• _GIVEN INSTRUCTION_
Below is the data. Give it again, complete and exact.

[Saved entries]
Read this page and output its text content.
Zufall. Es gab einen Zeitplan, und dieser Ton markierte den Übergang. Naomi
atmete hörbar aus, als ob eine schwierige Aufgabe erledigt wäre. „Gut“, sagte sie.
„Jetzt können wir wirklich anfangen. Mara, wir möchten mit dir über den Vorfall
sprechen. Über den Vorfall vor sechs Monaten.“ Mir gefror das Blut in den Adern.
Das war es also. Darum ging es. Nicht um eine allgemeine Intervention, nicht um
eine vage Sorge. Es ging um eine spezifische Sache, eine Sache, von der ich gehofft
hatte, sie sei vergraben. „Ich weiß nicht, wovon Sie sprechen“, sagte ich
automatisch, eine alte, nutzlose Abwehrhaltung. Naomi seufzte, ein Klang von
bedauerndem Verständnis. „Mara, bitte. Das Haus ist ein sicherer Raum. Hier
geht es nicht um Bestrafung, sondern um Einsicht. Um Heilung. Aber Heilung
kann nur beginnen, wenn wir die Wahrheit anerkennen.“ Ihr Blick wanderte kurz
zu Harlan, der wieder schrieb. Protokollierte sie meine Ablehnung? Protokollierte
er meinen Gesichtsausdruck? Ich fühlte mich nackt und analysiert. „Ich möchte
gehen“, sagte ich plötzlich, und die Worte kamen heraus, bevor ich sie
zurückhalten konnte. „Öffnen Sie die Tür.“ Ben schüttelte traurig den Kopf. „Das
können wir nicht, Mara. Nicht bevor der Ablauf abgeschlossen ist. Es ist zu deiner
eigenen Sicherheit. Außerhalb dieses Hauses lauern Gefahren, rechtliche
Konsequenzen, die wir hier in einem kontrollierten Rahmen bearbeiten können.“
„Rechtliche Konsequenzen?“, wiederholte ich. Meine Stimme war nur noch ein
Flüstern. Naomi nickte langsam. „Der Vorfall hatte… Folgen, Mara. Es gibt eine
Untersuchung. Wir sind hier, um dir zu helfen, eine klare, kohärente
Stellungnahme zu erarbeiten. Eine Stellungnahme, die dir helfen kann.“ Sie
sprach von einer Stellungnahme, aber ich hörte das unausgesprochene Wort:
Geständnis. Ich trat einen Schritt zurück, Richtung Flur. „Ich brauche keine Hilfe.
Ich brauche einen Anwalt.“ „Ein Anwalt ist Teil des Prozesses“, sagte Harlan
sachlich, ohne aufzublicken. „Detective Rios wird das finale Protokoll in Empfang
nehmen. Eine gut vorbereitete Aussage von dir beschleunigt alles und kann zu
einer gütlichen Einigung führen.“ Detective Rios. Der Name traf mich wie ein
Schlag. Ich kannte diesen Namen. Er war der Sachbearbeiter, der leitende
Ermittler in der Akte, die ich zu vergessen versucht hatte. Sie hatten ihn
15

• _OUTPUT BELOW_
Read this page and output its text content.
Zufall. Es gab einen Zeitplan, und dieser Ton markierte den Übergang. Naomi
atmete hörbar aus, als ob eine schwierige Aufgabe erledigt wäre. „Gut“, sagte sie.
„Jetzt können wir wirklich anfangen. Mara, wir möchten mit dir über den Vorfall
sprechen. Über den Vorfall vor sechs Monaten.“ Mir gefror das Blut in den Adern.
Das war es also. Darum ging es. Nicht um eine allgemeine Intervention, nicht um
eine vage Sorge. Es ging um eine spezifische Sache, eine Sache, von der ich gehofft
hatte, sie sei vergraben. „Ich weiß nicht, wovon Sie sprechen“, sagte ich
automatisch, eine alte, nutzlose Abwehrhaltung. Naomi seufzte, ein Klang von
bedauerndem Verständnis. „Mara, bitte. Das Haus ist ein sicherer Raum. Hier
geht es nicht um Bestrafung, sondern um Einsicht. Um Heilung. Aber Heilung
kann nur beginnen, wenn wir die Wahrheit anerkennen.“ Ihr Blick wanderte kurz
zu Harlan, der wieder schrieb. Protokollierte sie meine Ablehnung? Protokollierte
er meinen Gesichtsausdruck? Ich fühlte mich nackt und analysiert. „Ich möchte
gehen“, sagte ich plötzlich, und die Worte kamen heraus, bevor ich sie
zurückhalten konnte. „Öffnen Sie die Tür.“ Ben schüttelte traurig den Kopf. „Das
können wir nicht, Mara. Nicht bevor der Ablauf abgeschlossen ist. Es ist zu deiner
eigenen Sicherheit. Außerhalb dieses Hauses lauern Gefahren, rechtliche
Konsequenzen, die wir hier in einem kontrollierten Rahmen bearbeiten können.“
„Rechtliche Konsequenzen?“, wiederholte ich. Meine Stimme war nur noch ein
Flüstern. Naomi nickte langsam. „Der Vorfall hatte… Folgen, Mara. Es gibt eine
Untersuchung. Wir sind hier, um dir zu helfen, eine klare, kohärente
Stellungnahme zu erarbeiten. Eine Stellungnahme, die dir helfen kann.“ Sie
sprach von einer Stellungnahme, aber ich hörte das unausgesprochene Wort:
Geständnis. Ich trat einen Schritt zurück, Richtung Flur. „Ich brauche keine Hilfe.
Ich brauche einen Anwalt.“ „Ein Anwalt ist Teil des Prozesses“, sagte Harlan
sachlich, ohne aufzublicken. „Detective Rios wird das finale Protokoll in Empfang
nehmen. Eine gut vorbereitete Aussage von dir beschleunigt alles und kann zu
einer gütlichen Einigung führen.“ Detective Rios. Der Name traf mich wie ein
Schlag. Ich kannte diesen Namen. Er war der Sachbearbeiter, der leitende
Ermittler in der Akte, die ich zu vergessen versucht hatte. Sie hatten ihn
15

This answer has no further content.